** begin **
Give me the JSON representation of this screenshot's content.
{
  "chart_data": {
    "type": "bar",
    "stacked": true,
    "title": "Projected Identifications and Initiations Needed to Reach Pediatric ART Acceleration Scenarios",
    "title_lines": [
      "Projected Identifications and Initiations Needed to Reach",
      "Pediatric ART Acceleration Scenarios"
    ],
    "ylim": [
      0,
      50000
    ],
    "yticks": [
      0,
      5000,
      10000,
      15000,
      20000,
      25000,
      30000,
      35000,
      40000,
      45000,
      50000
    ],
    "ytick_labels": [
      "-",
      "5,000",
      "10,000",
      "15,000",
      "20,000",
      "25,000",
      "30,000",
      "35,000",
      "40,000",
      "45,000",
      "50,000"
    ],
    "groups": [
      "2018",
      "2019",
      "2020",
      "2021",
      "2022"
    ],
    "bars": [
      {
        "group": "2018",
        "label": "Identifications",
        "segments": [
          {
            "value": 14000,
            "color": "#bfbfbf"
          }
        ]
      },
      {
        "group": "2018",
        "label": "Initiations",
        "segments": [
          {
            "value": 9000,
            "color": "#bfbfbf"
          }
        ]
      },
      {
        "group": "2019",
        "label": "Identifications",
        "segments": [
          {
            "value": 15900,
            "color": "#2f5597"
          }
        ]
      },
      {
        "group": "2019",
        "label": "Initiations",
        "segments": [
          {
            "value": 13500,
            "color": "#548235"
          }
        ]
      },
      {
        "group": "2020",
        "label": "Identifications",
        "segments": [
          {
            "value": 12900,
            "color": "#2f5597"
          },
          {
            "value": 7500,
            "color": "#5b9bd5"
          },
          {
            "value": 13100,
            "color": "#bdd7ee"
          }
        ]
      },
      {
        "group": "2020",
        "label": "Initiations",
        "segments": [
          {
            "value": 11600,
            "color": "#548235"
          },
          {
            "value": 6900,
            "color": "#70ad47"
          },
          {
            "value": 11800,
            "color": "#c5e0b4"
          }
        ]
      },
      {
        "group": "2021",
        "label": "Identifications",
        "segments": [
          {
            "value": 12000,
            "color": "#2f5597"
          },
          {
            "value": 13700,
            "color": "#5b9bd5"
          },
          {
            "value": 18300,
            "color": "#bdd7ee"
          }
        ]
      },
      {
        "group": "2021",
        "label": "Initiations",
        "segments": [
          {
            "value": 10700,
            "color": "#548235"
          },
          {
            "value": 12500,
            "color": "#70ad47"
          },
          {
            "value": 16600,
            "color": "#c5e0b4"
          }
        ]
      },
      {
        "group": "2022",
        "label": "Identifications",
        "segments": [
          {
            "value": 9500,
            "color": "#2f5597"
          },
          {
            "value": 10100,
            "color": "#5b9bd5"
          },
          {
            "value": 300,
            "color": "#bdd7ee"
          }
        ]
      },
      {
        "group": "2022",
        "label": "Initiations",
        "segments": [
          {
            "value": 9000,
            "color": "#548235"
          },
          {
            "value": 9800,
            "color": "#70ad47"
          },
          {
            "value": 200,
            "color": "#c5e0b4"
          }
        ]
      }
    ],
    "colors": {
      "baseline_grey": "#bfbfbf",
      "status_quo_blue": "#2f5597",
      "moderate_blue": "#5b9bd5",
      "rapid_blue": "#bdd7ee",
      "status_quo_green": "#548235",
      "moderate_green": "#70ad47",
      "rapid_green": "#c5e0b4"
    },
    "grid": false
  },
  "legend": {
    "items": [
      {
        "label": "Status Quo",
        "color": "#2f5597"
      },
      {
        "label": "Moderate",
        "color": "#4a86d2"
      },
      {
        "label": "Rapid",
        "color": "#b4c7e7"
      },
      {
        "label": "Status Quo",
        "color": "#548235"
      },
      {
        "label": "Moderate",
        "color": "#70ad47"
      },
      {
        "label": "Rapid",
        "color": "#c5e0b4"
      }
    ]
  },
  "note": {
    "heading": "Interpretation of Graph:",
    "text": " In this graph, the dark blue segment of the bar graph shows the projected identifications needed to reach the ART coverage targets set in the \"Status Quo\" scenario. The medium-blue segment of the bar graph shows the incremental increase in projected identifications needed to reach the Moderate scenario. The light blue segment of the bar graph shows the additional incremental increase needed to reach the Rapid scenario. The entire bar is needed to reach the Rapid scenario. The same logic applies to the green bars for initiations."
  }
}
** end **
> **WORK TO DO**: Go through the material above line by line and copy it exactly.

> **SOLUTION TO THE PROBLEM**:
Give me the JSON representation of this screenshot's content.
{
  "chart_data": {
    "type": "bar",
    "stacked": true,
    "title": "Projected Identifications and Initiations Needed to Reach Pediatric ART Acceleration Scenarios",
    "title_lines": [
      "Projected Identifications and Initiations Needed to Reach",
      "Pediatric ART Acceleration Scenarios"
    ],
    "ylim": [
      0,
      50000
    ],
    "yticks": [
      0,
      5000,
      10000,
      15000,
      20000,
      25000,
      30000,
      35000,
      40000,
      45000,
      50000
    ],
    "ytick_labels": [
      "-",
      "5,000",
      "10,000",
      "15,000",
      "20,000",
      "25,000",
      "30,000",
      "35,000",
      "40,000",
      "45,000",
      "50,000"
    ],
    "groups": [
      "2018",
      "2019",
      "2020",
      "2021",
      "2022"
    ],
    "bars": [
      {
        "group": "2018",
        "label": "Identifications",
        "segments": [
          {
            "value": 14000,
            "color": "#bfbfbf"
          }
        ]
      },
      {
        "group": "2018",
        "label": "Initiations",
        "segments": [
          {
            "value": 9000,
            "color": "#bfbfbf"
          }
        ]
      },
      {
        "group": "2019",
        "label": "Identifications",
        "segments": [
          {
            "value": 15900,
            "color": "#2f5597"
          }
        ]
      },
      {
        "group": "2019",
        "label": "Initiations",
        "segments": [
          {
            "value": 13500,
            "color": "#548235"
          }
        ]
      },
      {
        "group": "2020",
        "label": "Identifications",
        "segments": [
          {
            "value": 12900,
            "color": "#2f5597"
          },
          {
            "value": 7500,
            "color": "#5b9bd5"
          },
          {
            "value": 13100,
            "color": "#bdd7ee"
          }
        ]
      },
      {
        "group": "2020",
        "label": "Initiations",
        "segments": [
          {
            "value": 11600,
            "color": "#548235"
          },
          {
            "value": 6900,
            "color": "#70ad47"
          },
          {
            "value": 11800,
            "color": "#c5e0b4"
          }
        ]
      },
      {
        "group": "2021",
        "label": "Identifications",
        "segments": [
          {
            "value": 12000,
            "color": "#2f5597"
          },
          {
            "value": 13700,
            "color": "#5b9bd5"
          },
          {
            "value": 18300,
            "color": "#bdd7ee"
          }
        ]
      },
      {
        "group": "2021",
        "label": "Initiations",
        "segments": [
          {
            "value": 10700,
            "color": "#548235"
          },
          {
            "value": 12500,
            "color": "#70ad47"
          },
          {
            "value": 16600,
            "color": "#c5e0b4"
          }
        ]
      },
      {
        "group": "2022",
        "label": "Identifications",
        "segments": [
          {
            "value": 9500,
            "color": "#2f5597"
          },
          {
            "value": 10100,
            "color": "#5b9bd5"
          },
          {
            "value": 300,
            "color": "#bdd7ee"
          }
        ]
      },
      {
        "group": "2022",
        "label": "Initiations",
        "segments": [
          {
            "value": 9000,
            "color": "#548235"
          },
          {
            "value": 9800,
            "color": "#70ad47"
          },
          {
            "value": 200,
            "color": "#c5e0b4"
          }
        ]
      }
    ],
    "colors": {
      "baseline_grey": "#bfbfbf",
      "status_quo_blue": "#2f5597",
      "moderate_blue": "#5b9bd5",
      "rapid_blue": "#bdd7ee",
      "status_quo_green": "#548235",
      "moderate_green": "#70ad47",
      "rapid_green": "#c5e0b4"
    },
    "grid": false
  },
  "legend": {
    "items": [
      {
        "label": "Status Quo",
        "color": "#2f5597"
      },
      {
        "label": "Moderate",
        "color": "#4a86d2"
      },
      {
        "label": "Rapid",
        "color": "#b4c7e7"
      },
      {
        "label": "Status Quo",
        "color": "#548235"
      },
      {
        "label": "Moderate",
        "color": "#70ad47"
      },
      {
        "label": "Rapid",
        "color": "#c5e0b4"
      }
    ]
  },
  "note": {
    "heading": "Interpretation of Graph:",
    "text": " In this graph, the dark blue segment of the bar graph shows the projected identifications needed to reach the ART coverage targets set in the \"Status Quo\" scenario. The medium-blue segment of the bar graph shows the incremental increase in projected identifications needed to reach the Moderate scenario. The light blue segment of the bar graph shows the additional incremental increase needed to reach the Rapid scenario. The entire bar is needed to reach the Rapid scenario. The same logic applies to the green bars for initiations."
  }
}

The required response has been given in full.